- Dataset entries on figures:
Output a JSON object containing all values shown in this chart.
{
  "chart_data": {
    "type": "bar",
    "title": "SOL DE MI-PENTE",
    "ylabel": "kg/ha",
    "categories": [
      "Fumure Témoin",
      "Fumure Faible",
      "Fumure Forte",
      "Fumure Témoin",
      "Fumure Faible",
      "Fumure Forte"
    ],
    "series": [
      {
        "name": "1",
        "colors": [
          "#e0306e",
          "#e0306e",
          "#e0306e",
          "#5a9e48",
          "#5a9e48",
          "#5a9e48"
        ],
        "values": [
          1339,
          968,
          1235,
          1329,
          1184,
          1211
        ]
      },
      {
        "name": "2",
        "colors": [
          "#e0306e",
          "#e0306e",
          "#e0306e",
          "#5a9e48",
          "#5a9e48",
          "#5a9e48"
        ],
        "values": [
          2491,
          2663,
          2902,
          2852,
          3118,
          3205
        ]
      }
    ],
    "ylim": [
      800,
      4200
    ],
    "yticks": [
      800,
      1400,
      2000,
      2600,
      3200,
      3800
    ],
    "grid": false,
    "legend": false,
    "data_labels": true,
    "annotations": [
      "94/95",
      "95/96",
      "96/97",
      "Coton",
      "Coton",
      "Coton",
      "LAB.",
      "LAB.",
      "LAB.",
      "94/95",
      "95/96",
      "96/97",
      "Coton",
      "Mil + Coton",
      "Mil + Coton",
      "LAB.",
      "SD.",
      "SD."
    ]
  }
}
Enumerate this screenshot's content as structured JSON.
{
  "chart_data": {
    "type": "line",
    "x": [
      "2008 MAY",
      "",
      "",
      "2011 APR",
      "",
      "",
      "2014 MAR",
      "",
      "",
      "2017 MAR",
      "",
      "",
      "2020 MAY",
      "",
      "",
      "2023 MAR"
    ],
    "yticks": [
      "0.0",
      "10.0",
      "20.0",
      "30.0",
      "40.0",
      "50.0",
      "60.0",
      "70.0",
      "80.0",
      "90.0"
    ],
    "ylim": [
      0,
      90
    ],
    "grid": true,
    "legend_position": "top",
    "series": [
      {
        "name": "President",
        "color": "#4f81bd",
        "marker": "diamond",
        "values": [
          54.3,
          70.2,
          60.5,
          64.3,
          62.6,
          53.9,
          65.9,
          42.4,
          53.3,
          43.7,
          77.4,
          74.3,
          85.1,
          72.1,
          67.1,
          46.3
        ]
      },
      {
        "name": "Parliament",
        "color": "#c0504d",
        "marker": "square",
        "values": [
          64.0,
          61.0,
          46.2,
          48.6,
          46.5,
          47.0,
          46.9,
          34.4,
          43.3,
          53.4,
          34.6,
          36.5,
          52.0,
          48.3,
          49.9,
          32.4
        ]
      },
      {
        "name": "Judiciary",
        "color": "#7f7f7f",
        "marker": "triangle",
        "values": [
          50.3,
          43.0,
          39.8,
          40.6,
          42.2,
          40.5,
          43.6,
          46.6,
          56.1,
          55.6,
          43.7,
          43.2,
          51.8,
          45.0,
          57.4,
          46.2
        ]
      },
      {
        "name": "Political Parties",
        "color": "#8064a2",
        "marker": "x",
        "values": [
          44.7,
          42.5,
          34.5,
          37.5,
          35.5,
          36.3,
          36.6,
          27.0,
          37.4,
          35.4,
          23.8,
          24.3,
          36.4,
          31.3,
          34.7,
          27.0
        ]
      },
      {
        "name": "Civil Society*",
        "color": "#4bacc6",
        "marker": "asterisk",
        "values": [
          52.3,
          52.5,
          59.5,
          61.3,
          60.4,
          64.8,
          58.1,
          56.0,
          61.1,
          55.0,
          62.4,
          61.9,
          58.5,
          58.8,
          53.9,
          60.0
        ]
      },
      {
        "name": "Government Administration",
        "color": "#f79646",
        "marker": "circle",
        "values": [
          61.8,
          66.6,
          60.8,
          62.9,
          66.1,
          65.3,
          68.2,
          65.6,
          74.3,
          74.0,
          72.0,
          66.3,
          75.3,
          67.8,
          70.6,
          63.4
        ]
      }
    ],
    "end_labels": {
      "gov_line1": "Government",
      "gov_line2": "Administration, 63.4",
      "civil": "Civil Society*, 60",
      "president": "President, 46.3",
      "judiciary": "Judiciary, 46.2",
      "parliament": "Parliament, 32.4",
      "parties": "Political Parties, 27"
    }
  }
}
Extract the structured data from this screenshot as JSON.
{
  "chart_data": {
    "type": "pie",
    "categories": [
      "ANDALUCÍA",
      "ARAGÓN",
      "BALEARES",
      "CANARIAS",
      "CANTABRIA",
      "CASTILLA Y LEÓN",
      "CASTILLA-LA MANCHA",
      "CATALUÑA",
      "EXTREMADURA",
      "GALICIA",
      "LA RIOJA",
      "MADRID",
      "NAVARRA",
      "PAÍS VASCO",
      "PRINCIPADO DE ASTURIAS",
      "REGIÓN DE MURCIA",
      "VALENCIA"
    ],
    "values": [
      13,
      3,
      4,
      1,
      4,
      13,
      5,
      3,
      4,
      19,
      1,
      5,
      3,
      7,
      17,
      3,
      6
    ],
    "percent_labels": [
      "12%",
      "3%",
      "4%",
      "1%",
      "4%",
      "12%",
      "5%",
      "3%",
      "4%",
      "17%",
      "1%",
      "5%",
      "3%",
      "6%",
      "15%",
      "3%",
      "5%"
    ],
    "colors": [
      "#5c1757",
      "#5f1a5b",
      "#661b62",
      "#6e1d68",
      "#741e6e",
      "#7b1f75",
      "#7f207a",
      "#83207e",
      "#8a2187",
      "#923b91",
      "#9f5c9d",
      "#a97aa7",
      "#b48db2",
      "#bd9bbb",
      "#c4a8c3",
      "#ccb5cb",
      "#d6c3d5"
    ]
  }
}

- What the exercise asks: Copy out each record, keeping every word as it is.

- Reply:
Output a JSON object containing all values shown in this chart.
{
  "chart_data": {
    "type": "bar",
    "title": "SOL DE MI-PENTE",
    "ylabel": "kg/ha",
    "categories": [
      "Fumure Témoin",
      "Fumure Faible",
      "Fumure Forte",
      "Fumure Témoin",
      "Fumure Faible",
      "Fumure Forte"
    ],
    "series": [
      {
        "name": "1",
        "colors": [
          "#e0306e",
          "#e0306e",
          "#e0306e",
          "#5a9e48",
          "#5a9e48",
          "#5a9e48"
        ],
        "values": [
          1339,
          968,
          1235,
          1329,
          1184,
          1211
        ]
      },
      {
        "name": "2",
        "colors": [
          "#e0306e",
          "#e0306e",
          "#e0306e",
          "#5a9e48",
          "#5a9e48",
          "#5a9e48"
        ],
        "values": [
          2491,
          2663,
          2902,
          2852,
          3118,
          3205
        ]
      }
    ],
    "ylim": [
      800,
      4200
    ],
    "yticks": [
      800,
      1400,
      2000,
      2600,
      3200,
      3800
    ],
    "grid": false,
    "legend": false,
    "data_labels": true,
    "annotations": [
      "94/95",
      "95/96",
      "96/97",
      "Coton",
      "Coton",
      "Coton",
      "LAB.",
      "LAB.",
      "LAB.",
      "94/95",
      "95/96",
      "96/97",
      "Coton",
      "Mil + Coton",
      "Mil + Coton",
      "LAB.",
      "SD.",
      "SD."
    ]
  }
}
Enumerate this screenshot's content as structured JSON.
{
  "chart_data": {
    "type": "line",
    "x": [
      "2008 MAY",
      "",
      "",
      "2011 APR",
      "",
      "",
      "2014 MAR",
      "",
      "",
      "2017 MAR",
      "",
      "",
      "2020 MAY",
      "",
      "",
      "2023 MAR"
    ],
    "yticks": [
      "0.0",
      "10.0",
      "20.0",
      "30.0",
      "40.0",
      "50.0",
      "60.0",
      "70.0",
      "80.0",
      "90.0"
    ],
    "ylim": [
      0,
      90
    ],
    "grid": true,
    "legend_position": "top",
    "series": [
      {
        "name": "President",
        "color": "#4f81bd",
        "marker": "diamond",
        "values": [
          54.3,
          70.2,
          60.5,
          64.3,
          62.6,
          53.9,
          65.9,
          42.4,
          53.3,
          43.7,
          77.4,
          74.3,
          85.1,
          72.1,
          67.1,
          46.3
        ]
      },
      {
        "name": "Parliament",
        "color": "#c0504d",
        "marker": "square",
        "values": [
          64.0,
          61.0,
          46.2,
          48.6,
          46.5,
          47.0,
          46.9,
          34.4,
          43.3,
          53.4,
          34.6,
          36.5,
          52.0,
          48.3,
          49.9,
          32.4
        ]
      },
      {
        "name": "Judiciary",
        "color": "#7f7f7f",
        "marker": "triangle",
        "values": [
          50.3,
          43.0,
          39.8,
          40.6,
          42.2,
          40.5,
          43.6,
          46.6,
          56.1,
          55.6,
          43.7,
          43.2,
          51.8,
          45.0,
          57.4,
          46.2
        ]
      },
      {
        "name": "Political Parties",
        "color": "#8064a2",
        "marker": "x",
        "values": [
          44.7,
          42.5,
          34.5,
          37.5,
          35.5,
          36.3,
          36.6,
          27.0,
          37.4,
          35.4,
          23.8,
          24.3,
          36.4,
          31.3,
          34.7,
          27.0
        ]
      },
      {
        "name": "Civil Society*",
        "color": "#4bacc6",
        "marker": "asterisk",
        "values": [
          52.3,
          52.5,
          59.5,
          61.3,
          60.4,
          64.8,
          58.1,
          56.0,
          61.1,
          55.0,
          62.4,
          61.9,
          58.5,
          58.8,
          53.9,
          60.0
        ]
      },
      {
        "name": "Government Administration",
        "color": "#f79646",
        "marker": "circle",
        "values": [
          61.8,
          66.6,
          60.8,
          62.9,
          66.1,
          65.3,
          68.2,
          65.6,
          74.3,
          74.0,
          72.0,
          66.3,
          75.3,
          67.8,
          70.6,
          63.4
        ]
      }
    ],
    "end_labels": {
      "gov_line1": "Government",
      "gov_line2": "Administration, 63.4",
      "civil": "Civil Society*, 60",
      "president": "President, 46.3",
      "judiciary": "Judiciary, 46.2",
      "parliament": "Parliament, 32.4",
      "parties": "Political Parties, 27"
    }
  }
}
Extract the structured data from this screenshot as JSON.
{
  "chart_data": {
    "type": "pie",
    "categories": [
      "ANDALUCÍA",
      "ARAGÓN",
      "BALEARES",
      "CANARIAS",
      "CANTABRIA",
      "CASTILLA Y LEÓN",
      "CASTILLA-LA MANCHA",
      "CATALUÑA",
      "EXTREMADURA",
      "GALICIA",
      "LA RIOJA",
      "MADRID",
      "NAVARRA",
      "PAÍS VASCO",
      "PRINCIPADO DE ASTURIAS",
      "REGIÓN DE MURCIA",
      "VALENCIA"
    ],
    "values": [
      13,
      3,
      4,
      1,
      4,
      13,
      5,
      3,
      4,
      19,
      1,
      5,
      3,
      7,
      17,
      3,
      6
    ],
    "percent_labels": [
      "12%",
      "3%",
      "4%",
      "1%",
      "4%",
      "12%",
      "5%",
      "3%",
      "4%",
      "17%",
      "1%",
      "5%",
      "3%",
      "6%",
      "15%",
      "3%",
      "5%"
    ],
    "colors": [
      "#5c1757",
      "#5f1a5b",
      "#661b62",
      "#6e1d68",
      "#741e6e",
      "#7b1f75",
      "#7f207a",
      "#83207e",
      "#8a2187",
      "#923b91",
      "#9f5c9d",
      "#a97aa7",
      "#b48db2",
      "#bd9bbb",
      "#c4a8c3",
      "#ccb5cb",
      "#d6c3d5"
    ]
  }
}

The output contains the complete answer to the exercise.